**Exercise goal**
Using the data below, gather each line that includes the word "estaba".

**Records provided**
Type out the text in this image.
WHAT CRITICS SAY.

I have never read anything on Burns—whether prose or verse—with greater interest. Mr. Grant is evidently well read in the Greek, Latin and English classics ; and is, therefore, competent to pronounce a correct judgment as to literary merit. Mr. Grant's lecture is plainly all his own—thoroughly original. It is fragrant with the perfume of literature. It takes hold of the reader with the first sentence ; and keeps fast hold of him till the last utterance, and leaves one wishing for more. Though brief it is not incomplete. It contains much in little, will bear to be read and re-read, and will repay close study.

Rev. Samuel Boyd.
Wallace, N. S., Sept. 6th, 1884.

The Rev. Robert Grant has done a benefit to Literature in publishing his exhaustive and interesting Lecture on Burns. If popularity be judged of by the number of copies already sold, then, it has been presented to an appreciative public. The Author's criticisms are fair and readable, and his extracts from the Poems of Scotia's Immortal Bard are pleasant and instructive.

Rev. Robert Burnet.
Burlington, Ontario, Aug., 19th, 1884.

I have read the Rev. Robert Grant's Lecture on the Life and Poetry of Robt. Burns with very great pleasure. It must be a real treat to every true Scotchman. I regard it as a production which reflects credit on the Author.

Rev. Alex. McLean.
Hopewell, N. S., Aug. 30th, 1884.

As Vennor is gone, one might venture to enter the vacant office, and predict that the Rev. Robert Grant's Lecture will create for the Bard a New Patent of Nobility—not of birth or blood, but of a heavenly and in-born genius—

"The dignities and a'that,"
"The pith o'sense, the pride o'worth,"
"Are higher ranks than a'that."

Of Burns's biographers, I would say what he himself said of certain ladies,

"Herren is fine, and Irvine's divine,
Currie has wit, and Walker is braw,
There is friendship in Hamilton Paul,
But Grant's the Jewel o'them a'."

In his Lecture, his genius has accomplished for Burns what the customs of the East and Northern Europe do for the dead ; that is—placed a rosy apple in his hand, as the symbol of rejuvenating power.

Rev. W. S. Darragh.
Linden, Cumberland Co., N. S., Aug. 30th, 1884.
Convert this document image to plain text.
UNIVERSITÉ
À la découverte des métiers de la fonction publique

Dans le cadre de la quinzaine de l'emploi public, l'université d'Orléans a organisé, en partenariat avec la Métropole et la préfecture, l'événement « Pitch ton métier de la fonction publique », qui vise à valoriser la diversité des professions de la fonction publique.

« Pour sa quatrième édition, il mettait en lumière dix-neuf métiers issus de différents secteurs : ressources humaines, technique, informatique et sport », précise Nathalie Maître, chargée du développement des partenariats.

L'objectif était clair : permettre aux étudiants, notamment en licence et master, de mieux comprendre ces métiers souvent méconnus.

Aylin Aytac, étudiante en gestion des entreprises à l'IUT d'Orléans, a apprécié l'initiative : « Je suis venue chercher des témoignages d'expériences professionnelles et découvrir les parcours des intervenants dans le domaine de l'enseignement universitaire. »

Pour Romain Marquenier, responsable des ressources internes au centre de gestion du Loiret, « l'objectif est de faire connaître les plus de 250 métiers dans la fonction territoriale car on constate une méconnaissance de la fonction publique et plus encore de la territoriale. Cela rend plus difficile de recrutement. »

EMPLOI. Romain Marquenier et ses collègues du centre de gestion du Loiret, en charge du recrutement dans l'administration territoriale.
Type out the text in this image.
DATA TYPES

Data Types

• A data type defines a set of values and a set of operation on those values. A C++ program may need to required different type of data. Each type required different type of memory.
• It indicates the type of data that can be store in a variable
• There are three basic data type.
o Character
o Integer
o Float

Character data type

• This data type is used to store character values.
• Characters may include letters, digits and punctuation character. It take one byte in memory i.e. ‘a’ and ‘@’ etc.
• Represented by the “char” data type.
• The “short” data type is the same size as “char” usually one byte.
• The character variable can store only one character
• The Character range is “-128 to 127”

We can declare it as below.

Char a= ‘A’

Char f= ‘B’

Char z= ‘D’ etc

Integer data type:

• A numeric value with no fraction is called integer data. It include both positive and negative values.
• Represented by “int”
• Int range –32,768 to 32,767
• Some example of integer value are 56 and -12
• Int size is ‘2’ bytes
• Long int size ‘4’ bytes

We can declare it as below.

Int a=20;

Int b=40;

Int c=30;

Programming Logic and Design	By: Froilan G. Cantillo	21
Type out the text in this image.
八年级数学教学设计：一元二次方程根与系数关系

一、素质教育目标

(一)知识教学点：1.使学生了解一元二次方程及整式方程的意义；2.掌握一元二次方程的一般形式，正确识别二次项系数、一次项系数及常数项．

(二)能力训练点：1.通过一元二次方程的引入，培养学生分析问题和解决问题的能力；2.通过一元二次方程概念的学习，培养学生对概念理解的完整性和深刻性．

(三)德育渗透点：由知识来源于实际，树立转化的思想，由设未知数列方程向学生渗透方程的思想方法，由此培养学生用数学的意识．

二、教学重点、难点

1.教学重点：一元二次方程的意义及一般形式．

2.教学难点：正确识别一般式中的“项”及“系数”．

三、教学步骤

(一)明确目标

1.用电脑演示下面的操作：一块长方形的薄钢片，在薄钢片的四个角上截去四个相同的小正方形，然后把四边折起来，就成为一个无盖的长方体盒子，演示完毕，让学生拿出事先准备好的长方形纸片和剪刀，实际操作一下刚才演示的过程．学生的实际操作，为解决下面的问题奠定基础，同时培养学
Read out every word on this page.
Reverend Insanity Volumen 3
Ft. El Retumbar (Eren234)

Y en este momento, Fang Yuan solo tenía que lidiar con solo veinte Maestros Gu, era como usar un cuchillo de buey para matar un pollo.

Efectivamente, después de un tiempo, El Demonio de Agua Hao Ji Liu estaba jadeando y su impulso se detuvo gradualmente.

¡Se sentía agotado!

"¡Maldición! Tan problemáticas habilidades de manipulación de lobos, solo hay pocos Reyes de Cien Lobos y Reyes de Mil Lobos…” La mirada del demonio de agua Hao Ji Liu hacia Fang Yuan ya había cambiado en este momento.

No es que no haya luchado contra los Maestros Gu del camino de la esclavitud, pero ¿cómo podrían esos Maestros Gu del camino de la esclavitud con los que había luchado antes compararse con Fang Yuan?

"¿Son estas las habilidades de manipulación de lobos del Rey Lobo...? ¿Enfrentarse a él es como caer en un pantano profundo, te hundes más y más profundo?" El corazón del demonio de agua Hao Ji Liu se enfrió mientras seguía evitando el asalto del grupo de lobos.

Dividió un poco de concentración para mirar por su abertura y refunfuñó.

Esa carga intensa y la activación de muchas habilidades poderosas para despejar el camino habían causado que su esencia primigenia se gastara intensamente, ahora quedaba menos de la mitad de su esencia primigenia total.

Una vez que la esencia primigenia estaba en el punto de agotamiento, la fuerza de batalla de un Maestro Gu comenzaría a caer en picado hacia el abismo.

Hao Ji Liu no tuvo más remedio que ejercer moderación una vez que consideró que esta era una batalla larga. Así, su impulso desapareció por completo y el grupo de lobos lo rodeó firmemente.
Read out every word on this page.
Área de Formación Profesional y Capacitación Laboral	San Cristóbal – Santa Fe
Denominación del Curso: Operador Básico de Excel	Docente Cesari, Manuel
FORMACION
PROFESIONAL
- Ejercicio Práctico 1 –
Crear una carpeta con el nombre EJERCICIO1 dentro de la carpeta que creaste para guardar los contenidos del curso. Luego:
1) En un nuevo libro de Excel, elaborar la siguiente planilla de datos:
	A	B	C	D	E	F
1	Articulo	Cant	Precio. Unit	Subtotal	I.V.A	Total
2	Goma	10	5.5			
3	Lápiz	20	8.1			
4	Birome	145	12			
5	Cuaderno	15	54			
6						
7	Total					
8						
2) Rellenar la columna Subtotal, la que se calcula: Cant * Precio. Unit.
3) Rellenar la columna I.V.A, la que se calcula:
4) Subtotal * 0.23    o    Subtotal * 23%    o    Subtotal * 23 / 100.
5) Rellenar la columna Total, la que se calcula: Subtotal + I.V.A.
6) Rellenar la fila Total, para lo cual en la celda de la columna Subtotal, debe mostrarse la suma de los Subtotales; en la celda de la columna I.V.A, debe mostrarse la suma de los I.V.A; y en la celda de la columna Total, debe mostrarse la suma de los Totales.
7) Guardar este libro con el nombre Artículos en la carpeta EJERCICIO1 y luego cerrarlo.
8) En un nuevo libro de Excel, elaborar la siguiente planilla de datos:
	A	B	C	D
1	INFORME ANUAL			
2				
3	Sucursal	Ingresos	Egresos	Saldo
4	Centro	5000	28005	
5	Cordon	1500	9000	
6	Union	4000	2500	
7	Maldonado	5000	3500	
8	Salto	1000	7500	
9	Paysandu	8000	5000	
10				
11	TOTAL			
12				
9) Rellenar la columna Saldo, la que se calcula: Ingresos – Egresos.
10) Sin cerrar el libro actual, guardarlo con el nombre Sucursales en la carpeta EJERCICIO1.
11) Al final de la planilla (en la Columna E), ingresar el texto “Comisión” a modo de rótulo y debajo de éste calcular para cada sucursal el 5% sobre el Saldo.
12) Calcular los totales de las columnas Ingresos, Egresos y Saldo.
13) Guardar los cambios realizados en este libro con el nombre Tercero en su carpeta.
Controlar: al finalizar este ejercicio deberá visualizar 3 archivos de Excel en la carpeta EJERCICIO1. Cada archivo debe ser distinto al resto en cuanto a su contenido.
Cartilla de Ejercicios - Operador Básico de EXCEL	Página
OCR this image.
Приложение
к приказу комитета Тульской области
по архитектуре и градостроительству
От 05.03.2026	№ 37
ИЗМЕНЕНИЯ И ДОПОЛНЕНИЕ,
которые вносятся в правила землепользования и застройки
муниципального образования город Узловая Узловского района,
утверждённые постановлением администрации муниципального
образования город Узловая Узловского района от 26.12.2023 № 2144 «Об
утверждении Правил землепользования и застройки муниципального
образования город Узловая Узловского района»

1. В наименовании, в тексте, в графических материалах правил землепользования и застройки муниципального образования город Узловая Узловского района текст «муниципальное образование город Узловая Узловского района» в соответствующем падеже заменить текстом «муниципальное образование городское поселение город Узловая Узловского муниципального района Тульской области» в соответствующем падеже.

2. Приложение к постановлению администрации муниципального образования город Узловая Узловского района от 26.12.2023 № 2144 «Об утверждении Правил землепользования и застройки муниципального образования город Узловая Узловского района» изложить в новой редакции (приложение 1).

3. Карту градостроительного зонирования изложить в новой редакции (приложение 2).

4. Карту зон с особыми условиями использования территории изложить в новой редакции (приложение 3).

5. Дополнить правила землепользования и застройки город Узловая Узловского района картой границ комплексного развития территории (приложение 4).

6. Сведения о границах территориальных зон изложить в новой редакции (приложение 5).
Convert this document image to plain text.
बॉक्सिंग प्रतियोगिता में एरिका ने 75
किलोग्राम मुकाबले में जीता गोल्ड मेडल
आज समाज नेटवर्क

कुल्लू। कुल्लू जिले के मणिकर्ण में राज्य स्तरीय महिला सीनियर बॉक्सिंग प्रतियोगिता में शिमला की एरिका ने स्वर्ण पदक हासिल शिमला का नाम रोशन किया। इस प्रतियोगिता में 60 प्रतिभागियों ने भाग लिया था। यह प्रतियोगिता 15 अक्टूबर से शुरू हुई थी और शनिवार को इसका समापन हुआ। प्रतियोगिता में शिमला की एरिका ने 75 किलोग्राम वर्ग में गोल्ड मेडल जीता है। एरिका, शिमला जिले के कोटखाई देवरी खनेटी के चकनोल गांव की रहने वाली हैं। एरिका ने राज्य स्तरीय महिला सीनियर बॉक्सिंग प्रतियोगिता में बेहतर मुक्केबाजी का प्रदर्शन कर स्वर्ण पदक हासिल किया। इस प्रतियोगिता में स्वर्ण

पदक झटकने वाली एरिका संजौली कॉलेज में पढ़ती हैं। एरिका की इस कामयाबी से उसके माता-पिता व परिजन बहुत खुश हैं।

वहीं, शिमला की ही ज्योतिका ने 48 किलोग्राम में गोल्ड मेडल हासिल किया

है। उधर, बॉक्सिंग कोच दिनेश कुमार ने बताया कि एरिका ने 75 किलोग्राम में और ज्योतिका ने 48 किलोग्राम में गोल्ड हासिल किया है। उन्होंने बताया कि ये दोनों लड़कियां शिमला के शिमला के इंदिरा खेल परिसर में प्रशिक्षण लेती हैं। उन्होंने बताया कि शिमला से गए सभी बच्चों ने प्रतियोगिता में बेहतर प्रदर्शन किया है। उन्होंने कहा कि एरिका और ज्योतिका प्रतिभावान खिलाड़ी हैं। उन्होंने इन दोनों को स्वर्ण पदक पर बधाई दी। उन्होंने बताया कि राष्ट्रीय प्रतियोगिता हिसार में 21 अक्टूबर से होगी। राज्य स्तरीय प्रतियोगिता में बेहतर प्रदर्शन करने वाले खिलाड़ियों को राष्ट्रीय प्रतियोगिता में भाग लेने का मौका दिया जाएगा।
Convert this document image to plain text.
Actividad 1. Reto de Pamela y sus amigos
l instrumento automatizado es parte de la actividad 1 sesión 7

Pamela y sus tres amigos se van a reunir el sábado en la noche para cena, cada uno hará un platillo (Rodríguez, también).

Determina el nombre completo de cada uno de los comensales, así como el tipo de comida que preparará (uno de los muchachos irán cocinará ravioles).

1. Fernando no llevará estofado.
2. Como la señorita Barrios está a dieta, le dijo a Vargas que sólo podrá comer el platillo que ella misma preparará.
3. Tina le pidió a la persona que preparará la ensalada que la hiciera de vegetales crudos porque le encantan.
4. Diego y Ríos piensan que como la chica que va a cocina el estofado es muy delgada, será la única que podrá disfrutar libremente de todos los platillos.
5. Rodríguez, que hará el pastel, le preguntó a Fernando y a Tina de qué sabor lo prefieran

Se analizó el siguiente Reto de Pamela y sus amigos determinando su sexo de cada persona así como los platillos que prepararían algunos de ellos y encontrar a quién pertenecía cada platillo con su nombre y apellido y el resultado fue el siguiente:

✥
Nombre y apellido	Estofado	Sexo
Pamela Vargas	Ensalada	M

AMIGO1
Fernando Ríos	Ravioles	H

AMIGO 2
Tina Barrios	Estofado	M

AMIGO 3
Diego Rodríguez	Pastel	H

**Finished exercise**
Efectivamente, después de un tiempo, El Demonio de Agua Hao Ji Liu estaba jadeando y su impulso se detuvo gradualmente.
Una vez que la esencia primigenia estaba en el punto de agotamiento, la fuerza de batalla de un Maestro Gu comenzaría a caer en picado hacia el abismo.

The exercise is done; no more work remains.